»»

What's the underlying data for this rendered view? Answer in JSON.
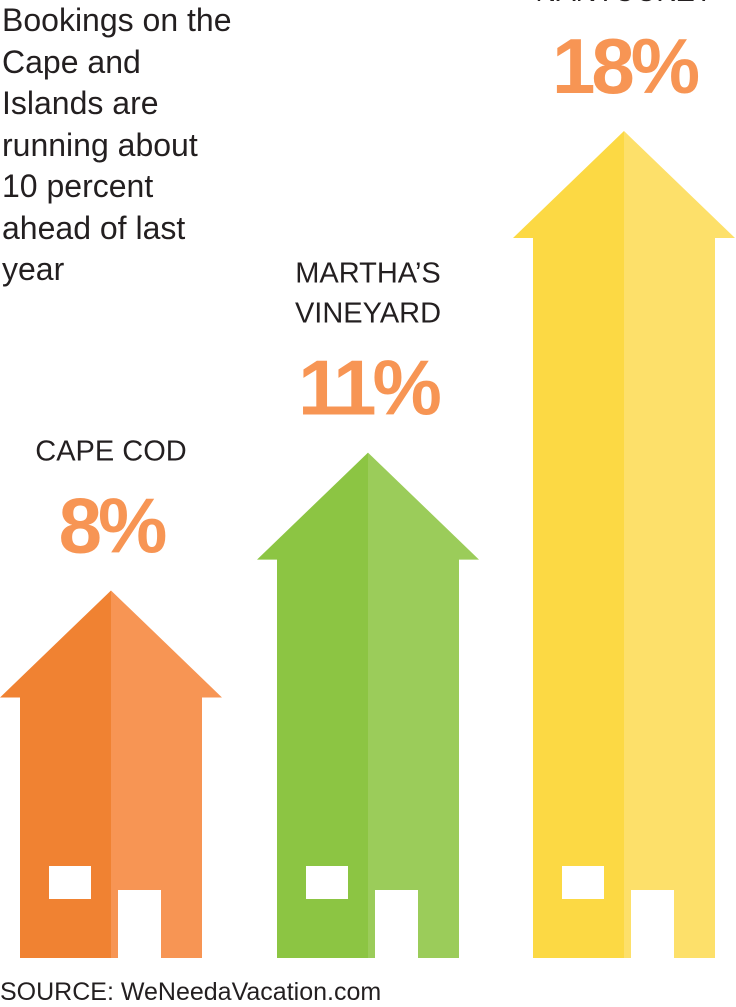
{
  "headline": "Bookings on the Cape and Islands are running about 10 percent ahead of last year",
  "source": "SOURCE: WeNeedaVacation.com",
  "colors": {
    "cape_cod_dark": "#f08232",
    "cape_cod_light": "#f79554",
    "marthas_vineyard_dark": "#8cc543",
    "marthas_vineyard_light": "#9bcc5a",
    "nantucket_dark": "#fcd944",
    "nantucket_light": "#fde06a",
    "percent_text": "#f79554"
  },
  "chart_data": {
    "type": "bar",
    "mark": "house",
    "title": "Bookings on the Cape and Islands are running about 10 percent ahead of last year",
    "unit": "%",
    "categories": [
      "CAPE COD",
      "MARTHA’S VINEYARD",
      "NANTUCKET"
    ],
    "category_lines": [
      [
        "CAPE COD"
      ],
      [
        "MARTHA’S",
        "VINEYARD"
      ],
      [
        "NANTUCKET"
      ]
    ],
    "values": [
      8,
      11,
      18
    ],
    "value_labels": [
      "8%",
      "11%",
      "18%"
    ],
    "grid": false,
    "legend": "none"
  }
}
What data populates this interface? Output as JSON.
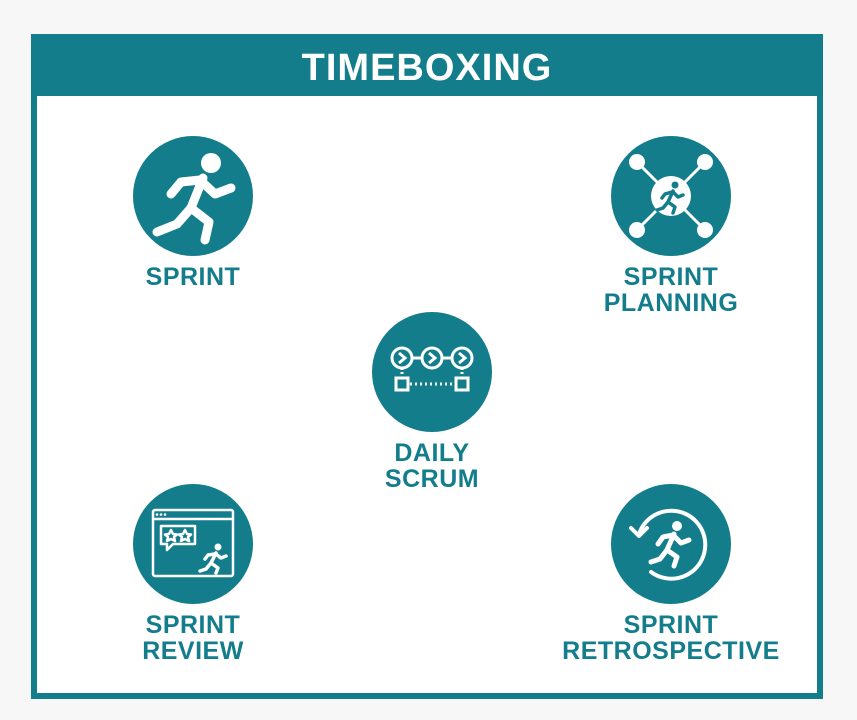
{
  "title": "TIMEBOXING",
  "colors": {
    "accent": "#137d8c",
    "background": "#ffffff",
    "icon_fg": "#ffffff"
  },
  "nodes": [
    {
      "icon": "running-person-icon",
      "lines": [
        "SPRINT"
      ]
    },
    {
      "icon": "network-runner-icon",
      "lines": [
        "SPRINT",
        "PLANNING"
      ]
    },
    {
      "icon": "daily-flow-icon",
      "lines": [
        "DAILY",
        "SCRUM"
      ]
    },
    {
      "icon": "review-window-icon",
      "lines": [
        "SPRINT",
        "REVIEW"
      ]
    },
    {
      "icon": "retrospective-cycle-icon",
      "lines": [
        "SPRINT",
        "RETROSPECTIVE"
      ]
    }
  ]
}
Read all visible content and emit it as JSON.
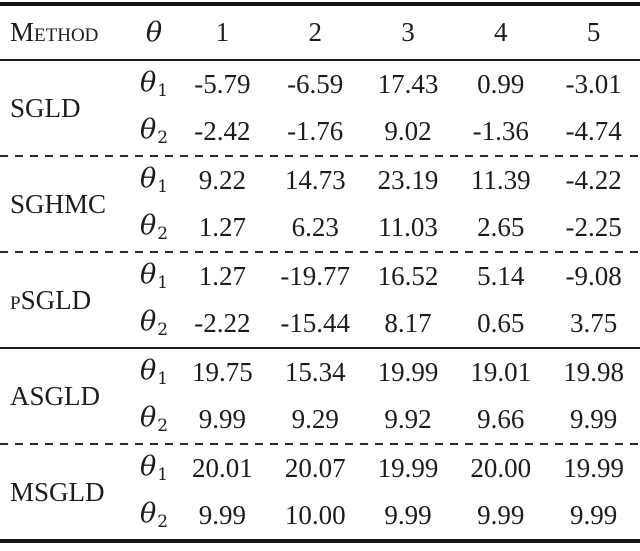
{
  "table": {
    "header": {
      "method_label": "Method",
      "theta_label": "θ",
      "cols": [
        "1",
        "2",
        "3",
        "4",
        "5"
      ]
    },
    "blocks": [
      {
        "method": "SGLD",
        "rows": [
          {
            "sym": "θ",
            "sub": "1",
            "values": [
              "-5.79",
              "-6.59",
              "17.43",
              "0.99",
              "-3.01"
            ]
          },
          {
            "sym": "θ",
            "sub": "2",
            "values": [
              "-2.42",
              "-1.76",
              "9.02",
              "-1.36",
              "-4.74"
            ]
          }
        ]
      },
      {
        "method": "SGHMC",
        "rows": [
          {
            "sym": "θ",
            "sub": "1",
            "values": [
              "9.22",
              "14.73",
              "23.19",
              "11.39",
              "-4.22"
            ]
          },
          {
            "sym": "θ",
            "sub": "2",
            "values": [
              "1.27",
              "6.23",
              "11.03",
              "2.65",
              "-2.25"
            ]
          }
        ]
      },
      {
        "method": "pSGLD",
        "rows": [
          {
            "sym": "θ",
            "sub": "1",
            "values": [
              "1.27",
              "-19.77",
              "16.52",
              "5.14",
              "-9.08"
            ]
          },
          {
            "sym": "θ",
            "sub": "2",
            "values": [
              "-2.22",
              "-15.44",
              "8.17",
              "0.65",
              "3.75"
            ]
          }
        ]
      },
      {
        "method": "ASGLD",
        "rows": [
          {
            "sym": "θ",
            "sub": "1",
            "values": [
              "19.75",
              "15.34",
              "19.99",
              "19.01",
              "19.98"
            ]
          },
          {
            "sym": "θ",
            "sub": "2",
            "values": [
              "9.99",
              "9.29",
              "9.92",
              "9.66",
              "9.99"
            ]
          }
        ]
      },
      {
        "method": "MSGLD",
        "rows": [
          {
            "sym": "θ",
            "sub": "1",
            "values": [
              "20.01",
              "20.07",
              "19.99",
              "20.00",
              "19.99"
            ]
          },
          {
            "sym": "θ",
            "sub": "2",
            "values": [
              "9.99",
              "10.00",
              "9.99",
              "9.99",
              "9.99"
            ]
          }
        ]
      }
    ]
  },
  "colors": {
    "text": "#1c1c1c",
    "rule": "#151515",
    "background": "#ffffff"
  }
}
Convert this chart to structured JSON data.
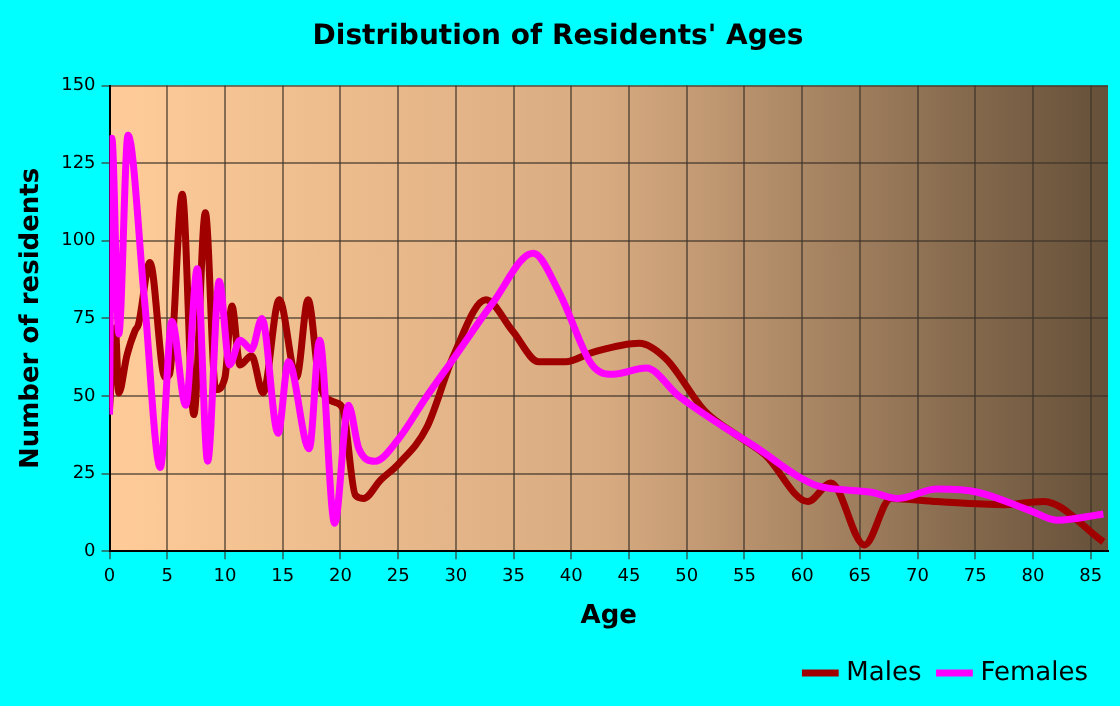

««

> _Instruction_
Write the entries above out in full, exactly, with no images.

> _Worked solution_
What's the underlying data for this rendered view? Answer in JSON.
{
  "headline": "Bookings on the Cape and Islands are running about 10 percent ahead of last year",
  "source": "SOURCE: WeNeedaVacation.com",
  "colors": {
    "cape_cod_dark": "#f08232",
    "cape_cod_light": "#f79554",
    "marthas_vineyard_dark": "#8cc543",
    "marthas_vineyard_light": "#9bcc5a",
    "nantucket_dark": "#fcd944",
    "nantucket_light": "#fde06a",
    "percent_text": "#f79554"
  },
  "chart_data": {
    "type": "bar",
    "mark": "house",
    "title": "Bookings on the Cape and Islands are running about 10 percent ahead of last year",
    "unit": "%",
    "categories": [
      "CAPE COD",
      "MARTHA’S VINEYARD",
      "NANTUCKET"
    ],
    "category_lines": [
      [
        "CAPE COD"
      ],
      [
        "MARTHA’S",
        "VINEYARD"
      ],
      [
        "NANTUCKET"
      ]
    ],
    "values": [
      8,
      11,
      18
    ],
    "value_labels": [
      "8%",
      "11%",
      "18%"
    ],
    "grid": false,
    "legend": "none"
  }
}
What data populates this interface? Output as JSON.
{
  "title": "TIMEBOXING",
  "colors": {
    "accent": "#137d8c",
    "background": "#ffffff",
    "icon_fg": "#ffffff"
  },
  "nodes": [
    {
      "icon": "running-person-icon",
      "lines": [
        "SPRINT"
      ]
    },
    {
      "icon": "network-runner-icon",
      "lines": [
        "SPRINT",
        "PLANNING"
      ]
    },
    {
      "icon": "daily-flow-icon",
      "lines": [
        "DAILY",
        "SCRUM"
      ]
    },
    {
      "icon": "review-window-icon",
      "lines": [
        "SPRINT",
        "REVIEW"
      ]
    },
    {
      "icon": "retrospective-cycle-icon",
      "lines": [
        "SPRINT",
        "RETROSPECTIVE"
      ]
    }
  ]
}
Read all visible content and emit it as JSON.
{
  "table": {
    "header": {
      "method_label": "Method",
      "theta_label": "θ",
      "cols": [
        "1",
        "2",
        "3",
        "4",
        "5"
      ]
    },
    "blocks": [
      {
        "method": "SGLD",
        "rows": [
          {
            "sym": "θ",
            "sub": "1",
            "values": [
              "-5.79",
              "-6.59",
              "17.43",
              "0.99",
              "-3.01"
            ]
          },
          {
            "sym": "θ",
            "sub": "2",
            "values": [
              "-2.42",
              "-1.76",
              "9.02",
              "-1.36",
              "-4.74"
            ]
          }
        ]
      },
      {
        "method": "SGHMC",
        "rows": [
          {
            "sym": "θ",
            "sub": "1",
            "values": [
              "9.22",
              "14.73",
              "23.19",
              "11.39",
              "-4.22"
            ]
          },
          {
            "sym": "θ",
            "sub": "2",
            "values": [
              "1.27",
              "6.23",
              "11.03",
              "2.65",
              "-2.25"
            ]
          }
        ]
      },
      {
        "method": "pSGLD",
        "rows": [
          {
            "sym": "θ",
            "sub": "1",
            "values": [
              "1.27",
              "-19.77",
              "16.52",
              "5.14",
              "-9.08"
            ]
          },
          {
            "sym": "θ",
            "sub": "2",
            "values": [
              "-2.22",
              "-15.44",
              "8.17",
              "0.65",
              "3.75"
            ]
          }
        ]
      },
      {
        "method": "ASGLD",
        "rows": [
          {
            "sym": "θ",
            "sub": "1",
            "values": [
              "19.75",
              "15.34",
              "19.99",
              "19.01",
              "19.98"
            ]
          },
          {
            "sym": "θ",
            "sub": "2",
            "values": [
              "9.99",
              "9.29",
              "9.92",
              "9.66",
              "9.99"
            ]
          }
        ]
      },
      {
        "method": "MSGLD",
        "rows": [
          {
            "sym": "θ",
            "sub": "1",
            "values": [
              "20.01",
              "20.07",
              "19.99",
              "20.00",
              "19.99"
            ]
          },
          {
            "sym": "θ",
            "sub": "2",
            "values": [
              "9.99",
              "10.00",
              "9.99",
              "9.99",
              "9.99"
            ]
          }
        ]
      }
    ]
  },
  "colors": {
    "text": "#1c1c1c",
    "rule": "#151515",
    "background": "#ffffff"
  }
}
Convert this chart to structured JSON data.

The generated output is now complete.